Given data →
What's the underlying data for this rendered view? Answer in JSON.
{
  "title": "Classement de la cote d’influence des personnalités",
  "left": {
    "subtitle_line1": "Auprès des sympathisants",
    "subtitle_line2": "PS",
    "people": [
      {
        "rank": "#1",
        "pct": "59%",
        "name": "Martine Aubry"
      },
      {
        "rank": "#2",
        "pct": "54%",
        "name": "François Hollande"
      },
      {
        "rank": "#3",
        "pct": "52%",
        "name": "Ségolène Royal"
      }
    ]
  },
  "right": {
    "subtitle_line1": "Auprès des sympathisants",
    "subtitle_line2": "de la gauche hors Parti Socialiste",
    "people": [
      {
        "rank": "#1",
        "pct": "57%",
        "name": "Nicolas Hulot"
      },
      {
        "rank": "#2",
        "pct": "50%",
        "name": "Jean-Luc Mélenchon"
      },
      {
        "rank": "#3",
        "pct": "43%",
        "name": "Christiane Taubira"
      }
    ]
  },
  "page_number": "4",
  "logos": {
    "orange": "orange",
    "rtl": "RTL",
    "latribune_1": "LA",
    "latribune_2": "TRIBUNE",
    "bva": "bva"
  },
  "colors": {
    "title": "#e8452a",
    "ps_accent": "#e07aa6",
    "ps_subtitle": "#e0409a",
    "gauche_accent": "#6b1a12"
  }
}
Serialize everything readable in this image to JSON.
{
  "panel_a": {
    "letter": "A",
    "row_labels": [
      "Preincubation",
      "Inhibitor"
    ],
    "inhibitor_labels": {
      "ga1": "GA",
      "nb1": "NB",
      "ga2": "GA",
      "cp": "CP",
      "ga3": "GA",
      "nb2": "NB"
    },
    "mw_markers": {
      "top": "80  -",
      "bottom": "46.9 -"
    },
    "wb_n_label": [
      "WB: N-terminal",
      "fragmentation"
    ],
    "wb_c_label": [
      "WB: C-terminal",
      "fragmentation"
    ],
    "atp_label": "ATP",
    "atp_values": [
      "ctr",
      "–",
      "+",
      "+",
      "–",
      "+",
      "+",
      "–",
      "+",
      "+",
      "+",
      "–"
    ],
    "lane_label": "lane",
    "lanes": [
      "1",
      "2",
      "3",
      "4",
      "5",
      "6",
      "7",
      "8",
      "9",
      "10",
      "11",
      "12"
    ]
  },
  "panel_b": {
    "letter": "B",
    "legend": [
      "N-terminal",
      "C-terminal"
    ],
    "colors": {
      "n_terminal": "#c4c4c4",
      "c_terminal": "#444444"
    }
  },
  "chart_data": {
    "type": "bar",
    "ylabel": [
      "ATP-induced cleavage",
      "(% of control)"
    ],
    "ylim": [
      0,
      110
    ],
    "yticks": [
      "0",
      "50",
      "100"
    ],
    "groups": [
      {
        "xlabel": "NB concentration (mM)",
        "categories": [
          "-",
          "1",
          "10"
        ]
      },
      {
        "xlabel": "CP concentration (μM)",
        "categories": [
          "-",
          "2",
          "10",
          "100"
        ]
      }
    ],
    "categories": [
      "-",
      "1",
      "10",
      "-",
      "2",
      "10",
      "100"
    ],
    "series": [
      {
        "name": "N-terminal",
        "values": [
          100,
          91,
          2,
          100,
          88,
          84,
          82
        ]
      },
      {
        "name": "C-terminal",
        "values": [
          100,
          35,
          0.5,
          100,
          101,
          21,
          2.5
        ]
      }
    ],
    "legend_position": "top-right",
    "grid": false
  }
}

Given request →
Reproduce the full set of records precisely.

Response to this exercise →
What's the underlying data for this rendered view? Answer in JSON.
{
  "title": "Classement de la cote d’influence des personnalités",
  "left": {
    "subtitle_line1": "Auprès des sympathisants",
    "subtitle_line2": "PS",
    "people": [
      {
        "rank": "#1",
        "pct": "59%",
        "name": "Martine Aubry"
      },
      {
        "rank": "#2",
        "pct": "54%",
        "name": "François Hollande"
      },
      {
        "rank": "#3",
        "pct": "52%",
        "name": "Ségolène Royal"
      }
    ]
  },
  "right": {
    "subtitle_line1": "Auprès des sympathisants",
    "subtitle_line2": "de la gauche hors Parti Socialiste",
    "people": [
      {
        "rank": "#1",
        "pct": "57%",
        "name": "Nicolas Hulot"
      },
      {
        "rank": "#2",
        "pct": "50%",
        "name": "Jean-Luc Mélenchon"
      },
      {
        "rank": "#3",
        "pct": "43%",
        "name": "Christiane Taubira"
      }
    ]
  },
  "page_number": "4",
  "logos": {
    "orange": "orange",
    "rtl": "RTL",
    "latribune_1": "LA",
    "latribune_2": "TRIBUNE",
    "bva": "bva"
  },
  "colors": {
    "title": "#e8452a",
    "ps_accent": "#e07aa6",
    "ps_subtitle": "#e0409a",
    "gauche_accent": "#6b1a12"
  }
}
Serialize everything readable in this image to JSON.
{
  "panel_a": {
    "letter": "A",
    "row_labels": [
      "Preincubation",
      "Inhibitor"
    ],
    "inhibitor_labels": {
      "ga1": "GA",
      "nb1": "NB",
      "ga2": "GA",
      "cp": "CP",
      "ga3": "GA",
      "nb2": "NB"
    },
    "mw_markers": {
      "top": "80  -",
      "bottom": "46.9 -"
    },
    "wb_n_label": [
      "WB: N-terminal",
      "fragmentation"
    ],
    "wb_c_label": [
      "WB: C-terminal",
      "fragmentation"
    ],
    "atp_label": "ATP",
    "atp_values": [
      "ctr",
      "–",
      "+",
      "+",
      "–",
      "+",
      "+",
      "–",
      "+",
      "+",
      "+",
      "–"
    ],
    "lane_label": "lane",
    "lanes": [
      "1",
      "2",
      "3",
      "4",
      "5",
      "6",
      "7",
      "8",
      "9",
      "10",
      "11",
      "12"
    ]
  },
  "panel_b": {
    "letter": "B",
    "legend": [
      "N-terminal",
      "C-terminal"
    ],
    "colors": {
      "n_terminal": "#c4c4c4",
      "c_terminal": "#444444"
    }
  },
  "chart_data": {
    "type": "bar",
    "ylabel": [
      "ATP-induced cleavage",
      "(% of control)"
    ],
    "ylim": [
      0,
      110
    ],
    "yticks": [
      "0",
      "50",
      "100"
    ],
    "groups": [
      {
        "xlabel": "NB concentration (mM)",
        "categories": [
          "-",
          "1",
          "10"
        ]
      },
      {
        "xlabel": "CP concentration (μM)",
        "categories": [
          "-",
          "2",
          "10",
          "100"
        ]
      }
    ],
    "categories": [
      "-",
      "1",
      "10",
      "-",
      "2",
      "10",
      "100"
    ],
    "series": [
      {
        "name": "N-terminal",
        "values": [
          100,
          91,
          2,
          100,
          88,
          84,
          82
        ]
      },
      {
        "name": "C-terminal",
        "values": [
          100,
          35,
          0.5,
          100,
          101,
          21,
          2.5
        ]
      }
    ],
    "legend_position": "top-right",
    "grid": false
  }
}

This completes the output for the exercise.